§ **EXERCISE**:
Check every line of the entries below for the word "between", and copy the ones that have it.

§ **WORKING DATA**:
##########

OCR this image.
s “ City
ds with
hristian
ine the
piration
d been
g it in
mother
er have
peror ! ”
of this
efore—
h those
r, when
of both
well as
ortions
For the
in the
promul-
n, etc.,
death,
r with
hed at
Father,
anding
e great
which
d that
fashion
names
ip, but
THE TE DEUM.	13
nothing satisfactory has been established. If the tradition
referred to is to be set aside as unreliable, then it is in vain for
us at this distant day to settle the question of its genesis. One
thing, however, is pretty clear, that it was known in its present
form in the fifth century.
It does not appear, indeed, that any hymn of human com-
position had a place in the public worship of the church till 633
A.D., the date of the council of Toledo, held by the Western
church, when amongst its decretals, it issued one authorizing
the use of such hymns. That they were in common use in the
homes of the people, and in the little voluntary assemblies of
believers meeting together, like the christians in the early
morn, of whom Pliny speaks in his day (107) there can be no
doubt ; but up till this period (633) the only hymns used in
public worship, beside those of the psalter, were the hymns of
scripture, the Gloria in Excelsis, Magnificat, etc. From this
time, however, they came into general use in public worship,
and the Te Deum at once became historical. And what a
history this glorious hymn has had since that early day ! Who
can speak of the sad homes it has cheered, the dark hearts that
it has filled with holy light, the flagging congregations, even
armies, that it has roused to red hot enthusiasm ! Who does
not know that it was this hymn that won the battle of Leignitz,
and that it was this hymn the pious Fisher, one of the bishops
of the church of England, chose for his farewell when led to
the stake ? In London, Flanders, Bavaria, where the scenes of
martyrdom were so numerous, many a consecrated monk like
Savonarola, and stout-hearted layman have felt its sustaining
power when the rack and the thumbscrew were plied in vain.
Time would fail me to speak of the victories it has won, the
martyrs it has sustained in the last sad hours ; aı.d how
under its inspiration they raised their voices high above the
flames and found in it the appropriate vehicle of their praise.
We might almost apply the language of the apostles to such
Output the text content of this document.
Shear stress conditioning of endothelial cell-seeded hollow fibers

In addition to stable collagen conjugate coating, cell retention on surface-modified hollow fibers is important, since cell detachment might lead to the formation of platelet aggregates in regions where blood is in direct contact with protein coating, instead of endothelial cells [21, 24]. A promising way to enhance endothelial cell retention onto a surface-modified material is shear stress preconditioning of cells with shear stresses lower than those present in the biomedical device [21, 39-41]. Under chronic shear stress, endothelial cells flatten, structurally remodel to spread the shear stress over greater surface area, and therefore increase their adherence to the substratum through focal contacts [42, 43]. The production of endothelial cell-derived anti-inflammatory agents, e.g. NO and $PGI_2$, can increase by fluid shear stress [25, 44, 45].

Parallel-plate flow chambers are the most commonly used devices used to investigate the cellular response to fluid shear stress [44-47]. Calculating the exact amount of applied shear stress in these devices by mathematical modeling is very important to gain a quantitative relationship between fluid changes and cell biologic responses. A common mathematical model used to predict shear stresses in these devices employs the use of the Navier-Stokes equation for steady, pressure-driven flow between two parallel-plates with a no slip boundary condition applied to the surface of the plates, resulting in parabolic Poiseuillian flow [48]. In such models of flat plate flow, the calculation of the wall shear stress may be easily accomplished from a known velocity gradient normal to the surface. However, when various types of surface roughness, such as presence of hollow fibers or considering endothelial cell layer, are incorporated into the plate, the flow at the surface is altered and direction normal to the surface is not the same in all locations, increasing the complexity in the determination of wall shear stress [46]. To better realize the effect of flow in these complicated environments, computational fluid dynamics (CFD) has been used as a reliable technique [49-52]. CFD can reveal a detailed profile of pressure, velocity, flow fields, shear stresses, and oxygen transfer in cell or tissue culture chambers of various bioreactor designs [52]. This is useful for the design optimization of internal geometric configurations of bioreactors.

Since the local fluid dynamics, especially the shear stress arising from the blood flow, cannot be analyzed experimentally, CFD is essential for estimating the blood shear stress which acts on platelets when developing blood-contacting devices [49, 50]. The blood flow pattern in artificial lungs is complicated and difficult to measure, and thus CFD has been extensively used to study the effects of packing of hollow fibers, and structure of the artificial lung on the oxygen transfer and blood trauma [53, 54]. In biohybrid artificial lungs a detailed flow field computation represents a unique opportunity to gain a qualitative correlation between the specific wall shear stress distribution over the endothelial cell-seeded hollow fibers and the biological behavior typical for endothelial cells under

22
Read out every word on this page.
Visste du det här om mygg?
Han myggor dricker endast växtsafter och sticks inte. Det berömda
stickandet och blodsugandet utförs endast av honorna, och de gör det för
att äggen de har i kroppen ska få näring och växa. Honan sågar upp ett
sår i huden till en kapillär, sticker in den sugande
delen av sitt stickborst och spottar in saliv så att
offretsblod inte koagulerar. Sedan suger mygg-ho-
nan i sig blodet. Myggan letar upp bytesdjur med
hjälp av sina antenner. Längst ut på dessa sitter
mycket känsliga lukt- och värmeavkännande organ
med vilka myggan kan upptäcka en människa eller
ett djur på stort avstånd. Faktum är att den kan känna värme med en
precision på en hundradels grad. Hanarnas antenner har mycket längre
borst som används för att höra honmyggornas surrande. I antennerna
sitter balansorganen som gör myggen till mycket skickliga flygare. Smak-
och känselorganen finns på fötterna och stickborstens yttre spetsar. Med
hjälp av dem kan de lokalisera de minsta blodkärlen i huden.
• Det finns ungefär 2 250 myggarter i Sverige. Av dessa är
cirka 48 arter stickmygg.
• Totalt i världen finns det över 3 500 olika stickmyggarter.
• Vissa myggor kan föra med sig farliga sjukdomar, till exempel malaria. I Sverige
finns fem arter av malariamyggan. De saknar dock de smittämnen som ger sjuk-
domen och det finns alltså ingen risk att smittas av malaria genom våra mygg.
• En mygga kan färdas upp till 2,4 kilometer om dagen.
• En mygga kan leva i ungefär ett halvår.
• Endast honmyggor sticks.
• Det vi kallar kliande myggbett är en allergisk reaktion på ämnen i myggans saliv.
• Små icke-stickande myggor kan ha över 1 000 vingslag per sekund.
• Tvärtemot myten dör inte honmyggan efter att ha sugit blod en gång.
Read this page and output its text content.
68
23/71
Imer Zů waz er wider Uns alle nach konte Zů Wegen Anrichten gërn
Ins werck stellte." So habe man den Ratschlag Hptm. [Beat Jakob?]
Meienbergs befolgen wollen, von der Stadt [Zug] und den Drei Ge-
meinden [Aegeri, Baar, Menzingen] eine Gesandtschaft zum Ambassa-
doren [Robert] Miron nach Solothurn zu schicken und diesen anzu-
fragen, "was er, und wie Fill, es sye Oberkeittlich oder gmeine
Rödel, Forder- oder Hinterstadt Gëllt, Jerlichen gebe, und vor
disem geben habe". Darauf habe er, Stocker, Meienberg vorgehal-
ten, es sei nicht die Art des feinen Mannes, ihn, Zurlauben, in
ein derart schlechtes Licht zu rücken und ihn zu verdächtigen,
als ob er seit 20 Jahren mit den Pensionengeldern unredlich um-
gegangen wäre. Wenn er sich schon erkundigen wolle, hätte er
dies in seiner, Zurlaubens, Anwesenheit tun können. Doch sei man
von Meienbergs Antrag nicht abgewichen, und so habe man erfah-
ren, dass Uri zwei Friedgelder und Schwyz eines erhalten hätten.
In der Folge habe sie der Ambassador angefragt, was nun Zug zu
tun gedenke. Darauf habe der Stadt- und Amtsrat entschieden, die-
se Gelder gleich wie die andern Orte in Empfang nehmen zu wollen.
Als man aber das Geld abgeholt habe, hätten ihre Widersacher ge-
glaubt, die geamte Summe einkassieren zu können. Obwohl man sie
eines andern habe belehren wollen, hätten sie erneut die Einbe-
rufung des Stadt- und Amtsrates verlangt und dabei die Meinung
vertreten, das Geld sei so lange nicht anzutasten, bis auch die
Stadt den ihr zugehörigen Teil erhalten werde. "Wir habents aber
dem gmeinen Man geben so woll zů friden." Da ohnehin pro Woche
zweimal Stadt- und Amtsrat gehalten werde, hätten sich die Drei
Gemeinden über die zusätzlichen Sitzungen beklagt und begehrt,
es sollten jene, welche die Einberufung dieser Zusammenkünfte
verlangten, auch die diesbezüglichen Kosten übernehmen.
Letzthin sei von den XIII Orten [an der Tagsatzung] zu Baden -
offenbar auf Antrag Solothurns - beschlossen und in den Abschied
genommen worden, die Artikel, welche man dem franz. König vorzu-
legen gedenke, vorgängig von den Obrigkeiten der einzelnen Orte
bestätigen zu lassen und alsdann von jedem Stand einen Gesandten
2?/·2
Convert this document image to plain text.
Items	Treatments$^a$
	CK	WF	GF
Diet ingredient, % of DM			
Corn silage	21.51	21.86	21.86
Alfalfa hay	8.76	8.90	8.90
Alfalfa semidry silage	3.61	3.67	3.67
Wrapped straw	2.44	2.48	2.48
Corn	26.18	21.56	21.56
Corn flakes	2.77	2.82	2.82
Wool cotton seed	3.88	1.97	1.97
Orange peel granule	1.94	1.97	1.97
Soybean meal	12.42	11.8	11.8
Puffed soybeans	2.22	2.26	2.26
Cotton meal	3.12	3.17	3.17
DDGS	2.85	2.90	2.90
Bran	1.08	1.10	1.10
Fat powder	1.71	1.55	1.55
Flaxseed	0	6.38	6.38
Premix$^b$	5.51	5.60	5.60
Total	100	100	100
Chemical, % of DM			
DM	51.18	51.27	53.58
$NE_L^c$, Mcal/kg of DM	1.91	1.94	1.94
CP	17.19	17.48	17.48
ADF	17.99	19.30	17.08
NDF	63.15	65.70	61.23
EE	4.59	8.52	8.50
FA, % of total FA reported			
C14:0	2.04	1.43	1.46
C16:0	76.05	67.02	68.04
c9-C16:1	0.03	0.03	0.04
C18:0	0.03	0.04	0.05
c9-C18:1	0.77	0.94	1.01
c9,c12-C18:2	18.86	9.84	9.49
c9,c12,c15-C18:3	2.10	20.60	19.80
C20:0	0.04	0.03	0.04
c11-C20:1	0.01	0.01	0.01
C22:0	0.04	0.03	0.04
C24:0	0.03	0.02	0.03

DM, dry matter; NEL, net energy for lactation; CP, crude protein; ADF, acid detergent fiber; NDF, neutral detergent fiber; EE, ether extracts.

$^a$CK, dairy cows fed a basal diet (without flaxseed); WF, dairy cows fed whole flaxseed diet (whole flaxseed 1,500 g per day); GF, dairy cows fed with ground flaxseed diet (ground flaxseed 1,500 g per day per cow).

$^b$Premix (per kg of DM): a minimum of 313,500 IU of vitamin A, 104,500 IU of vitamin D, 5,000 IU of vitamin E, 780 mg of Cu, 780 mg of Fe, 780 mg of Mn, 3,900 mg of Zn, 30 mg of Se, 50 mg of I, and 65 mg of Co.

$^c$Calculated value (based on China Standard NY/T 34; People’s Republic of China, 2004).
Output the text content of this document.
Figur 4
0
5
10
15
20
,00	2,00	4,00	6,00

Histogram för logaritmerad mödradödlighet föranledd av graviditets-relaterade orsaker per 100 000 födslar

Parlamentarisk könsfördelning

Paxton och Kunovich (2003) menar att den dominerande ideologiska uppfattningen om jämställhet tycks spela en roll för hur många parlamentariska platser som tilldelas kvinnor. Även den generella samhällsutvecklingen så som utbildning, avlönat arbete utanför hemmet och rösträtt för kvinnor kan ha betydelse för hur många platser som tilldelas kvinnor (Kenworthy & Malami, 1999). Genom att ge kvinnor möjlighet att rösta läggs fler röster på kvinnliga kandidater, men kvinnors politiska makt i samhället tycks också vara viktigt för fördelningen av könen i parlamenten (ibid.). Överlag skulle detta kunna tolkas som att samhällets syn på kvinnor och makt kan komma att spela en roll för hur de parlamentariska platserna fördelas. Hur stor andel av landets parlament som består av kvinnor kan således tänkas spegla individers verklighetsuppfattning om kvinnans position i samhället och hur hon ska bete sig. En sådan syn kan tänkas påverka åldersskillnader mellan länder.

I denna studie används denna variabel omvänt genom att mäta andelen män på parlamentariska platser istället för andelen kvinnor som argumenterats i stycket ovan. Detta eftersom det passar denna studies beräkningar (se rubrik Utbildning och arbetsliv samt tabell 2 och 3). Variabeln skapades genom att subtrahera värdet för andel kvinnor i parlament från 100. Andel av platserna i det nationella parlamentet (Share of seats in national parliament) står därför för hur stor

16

##########

§ **RESULT FOR THIS TASK**:
Parallel-plate flow chambers are the most commonly used devices used to investigate the cellular response to fluid shear stress [44-47]. Calculating the exact amount of applied shear stress in these devices by mathematical modeling is very important to gain a quantitative relationship between fluid changes and cell biologic responses. A common mathematical model used to predict shear stresses in these devices employs the use of the Navier-Stokes equation for steady, pressure-driven flow between two parallel-plates with a no slip boundary condition applied to the surface of the plates, resulting in parabolic Poiseuillian flow [48]. In such models of flat plate flow, the calculation of the wall shear stress may be easily accomplished from a known velocity gradient normal to the surface. However, when various types of surface roughness, such as presence of hollow fibers or considering endothelial cell layer, are incorporated into the plate, the flow at the surface is altered and direction normal to the surface is not the same in all locations, increasing the complexity in the determination of wall shear stress [46]. To better realize the effect of flow in these complicated environments, computational fluid dynamics (CFD) has been used as a reliable technique [49-52]. CFD can reveal a detailed profile of pressure, velocity, flow fields, shear stresses, and oxygen transfer in cell or tissue culture chambers of various bioreactor designs [52]. This is useful for the design optimization of internal geometric configurations of bioreactors.
Since the local fluid dynamics, especially the shear stress arising from the blood flow, cannot be analyzed experimentally, CFD is essential for estimating the blood shear stress which acts on platelets when developing blood-contacting devices [49, 50]. The blood flow pattern in artificial lungs is complicated and difficult to measure, and thus CFD has been extensively used to study the effects of packing of hollow fibers, and structure of the artificial lung on the oxygen transfer and blood trauma [53, 54]. In biohybrid artificial lungs a detailed flow field computation represents a unique opportunity to gain a qualitative correlation between the specific wall shear stress distribution over the endothelial cell-seeded hollow fibers and the biological behavior typical for endothelial cells under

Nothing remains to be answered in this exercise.